>> Start

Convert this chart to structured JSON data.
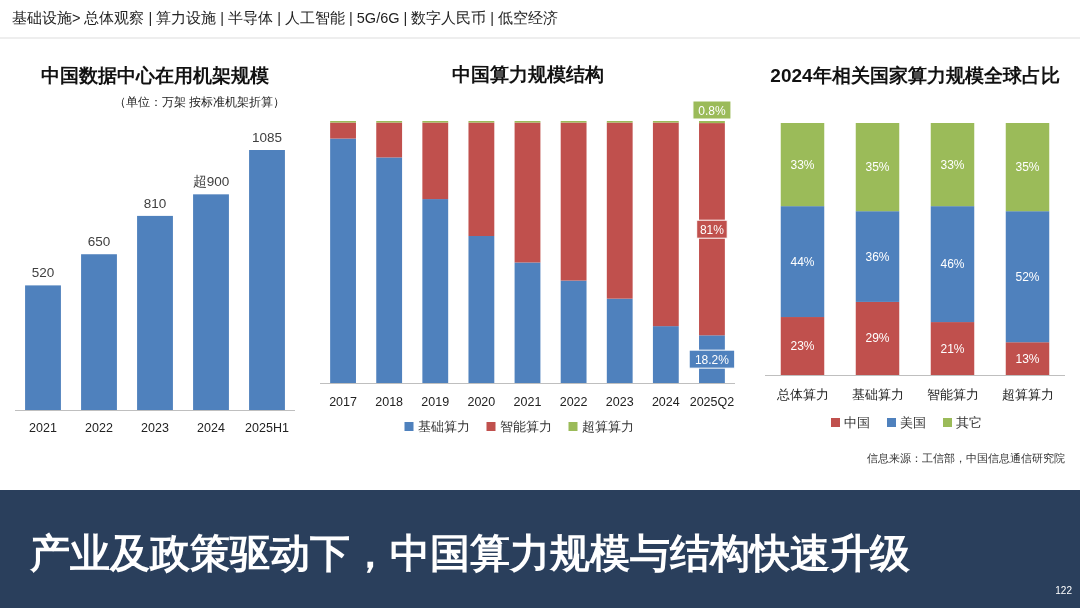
{
  "chart_data": [
    {
      "type": "bar",
      "title": "中国数据中心在用机架规模",
      "subtitle": "（单位：万架  按标准机架折算）",
      "categories": [
        "2021",
        "2022",
        "2023",
        "2024",
        "2025H1"
      ],
      "values": [
        520,
        650,
        810,
        900,
        1085
      ],
      "value_labels": [
        "520",
        "650",
        "810",
        "超900",
        "1085"
      ],
      "color": "#4f81bd",
      "legend": false
    },
    {
      "type": "bar",
      "title": "中国算力规模结构",
      "stacked": true,
      "categories": [
        "2017",
        "2018",
        "2019",
        "2020",
        "2021",
        "2022",
        "2023",
        "2024",
        "2025Q2"
      ],
      "legend": "bottom",
      "series": [
        {
          "name": "基础算力",
          "color": "#4f81bd",
          "values": [
            93.3,
            86.1,
            70.2,
            56.1,
            46.0,
            39.1,
            32.2,
            21.7,
            18.2
          ],
          "value_labels": [
            null,
            null,
            null,
            null,
            null,
            null,
            null,
            null,
            "18.2%"
          ]
        },
        {
          "name": "智能算力",
          "color": "#c0504d",
          "values": [
            6.1,
            13.3,
            29.2,
            43.3,
            53.4,
            60.3,
            67.2,
            77.7,
            81
          ],
          "value_labels": [
            null,
            null,
            null,
            null,
            null,
            null,
            null,
            null,
            "81%"
          ]
        },
        {
          "name": "超算算力",
          "color": "#9bbb59",
          "values": [
            0.6,
            0.6,
            0.6,
            0.6,
            0.6,
            0.6,
            0.6,
            0.6,
            0.8
          ],
          "value_labels": [
            null,
            null,
            null,
            null,
            null,
            null,
            null,
            null,
            "0.8%"
          ]
        }
      ]
    },
    {
      "type": "bar",
      "title": "2024年相关国家算力规模全球占比",
      "stacked": true,
      "categories": [
        "总体算力",
        "基础算力",
        "智能算力",
        "超算算力"
      ],
      "legend": "bottom",
      "series": [
        {
          "name": "中国",
          "color": "#c0504d",
          "values": [
            23,
            29,
            21,
            13
          ],
          "value_labels": [
            "23%",
            "29%",
            "21%",
            "13%"
          ]
        },
        {
          "name": "美国",
          "color": "#4f81bd",
          "values": [
            44,
            36,
            46,
            52
          ],
          "value_labels": [
            "44%",
            "36%",
            "46%",
            "52%"
          ]
        },
        {
          "name": "其它",
          "color": "#9bbb59",
          "values": [
            33,
            35,
            33,
            35
          ],
          "value_labels": [
            "33%",
            "35%",
            "33%",
            "35%"
          ]
        }
      ]
    },
    {
      "type": "other",
      "title": "产业及政策驱动下，中国算力规模与结构快速升级",
      "annotations": [
        "基础设施> 总体观察 | 算力设施 | 半导体 | 人工智能 | 5G/6G | 数字人民币 | 低空经济",
        "信息来源：工信部，中国信息通信研究院",
        "122"
      ]
    }
  ]
}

>> End

• [DESCRIPTION OF THE TASK] Copy everything in the records above except the pictures, exactly as written.

• [WRITTEN ANSWER]
Convert this chart to structured JSON data.
{
  "chart_data": [
    {
      "type": "bar",
      "title": "中国数据中心在用机架规模",
      "subtitle": "（单位：万架  按标准机架折算）",
      "categories": [
        "2021",
        "2022",
        "2023",
        "2024",
        "2025H1"
      ],
      "values": [
        520,
        650,
        810,
        900,
        1085
      ],
      "value_labels": [
        "520",
        "650",
        "810",
        "超900",
        "1085"
      ],
      "color": "#4f81bd",
      "legend": false
    },
    {
      "type": "bar",
      "title": "中国算力规模结构",
      "stacked": true,
      "categories": [
        "2017",
        "2018",
        "2019",
        "2020",
        "2021",
        "2022",
        "2023",
        "2024",
        "2025Q2"
      ],
      "legend": "bottom",
      "series": [
        {
          "name": "基础算力",
          "color": "#4f81bd",
          "values": [
            93.3,
            86.1,
            70.2,
            56.1,
            46.0,
            39.1,
            32.2,
            21.7,
            18.2
          ],
          "value_labels": [
            null,
            null,
            null,
            null,
            null,
            null,
            null,
            null,
            "18.2%"
          ]
        },
        {
          "name": "智能算力",
          "color": "#c0504d",
          "values": [
            6.1,
            13.3,
            29.2,
            43.3,
            53.4,
            60.3,
            67.2,
            77.7,
            81
          ],
          "value_labels": [
            null,
            null,
            null,
            null,
            null,
            null,
            null,
            null,
            "81%"
          ]
        },
        {
          "name": "超算算力",
          "color": "#9bbb59",
          "values": [
            0.6,
            0.6,
            0.6,
            0.6,
            0.6,
            0.6,
            0.6,
            0.6,
            0.8
          ],
          "value_labels": [
            null,
            null,
            null,
            null,
            null,
            null,
            null,
            null,
            "0.8%"
          ]
        }
      ]
    },
    {
      "type": "bar",
      "title": "2024年相关国家算力规模全球占比",
      "stacked": true,
      "categories": [
        "总体算力",
        "基础算力",
        "智能算力",
        "超算算力"
      ],
      "legend": "bottom",
      "series": [
        {
          "name": "中国",
          "color": "#c0504d",
          "values": [
            23,
            29,
            21,
            13
          ],
          "value_labels": [
            "23%",
            "29%",
            "21%",
            "13%"
          ]
        },
        {
          "name": "美国",
          "color": "#4f81bd",
          "values": [
            44,
            36,
            46,
            52
          ],
          "value_labels": [
            "44%",
            "36%",
            "46%",
            "52%"
          ]
        },
        {
          "name": "其它",
          "color": "#9bbb59",
          "values": [
            33,
            35,
            33,
            35
          ],
          "value_labels": [
            "33%",
            "35%",
            "33%",
            "35%"
          ]
        }
      ]
    },
    {
      "type": "other",
      "title": "产业及政策驱动下，中国算力规模与结构快速升级",
      "annotations": [
        "基础设施> 总体观察 | 算力设施 | 半导体 | 人工智能 | 5G/6G | 数字人民币 | 低空经济",
        "信息来源：工信部，中国信息通信研究院",
        "122"
      ]
    }
  ]
}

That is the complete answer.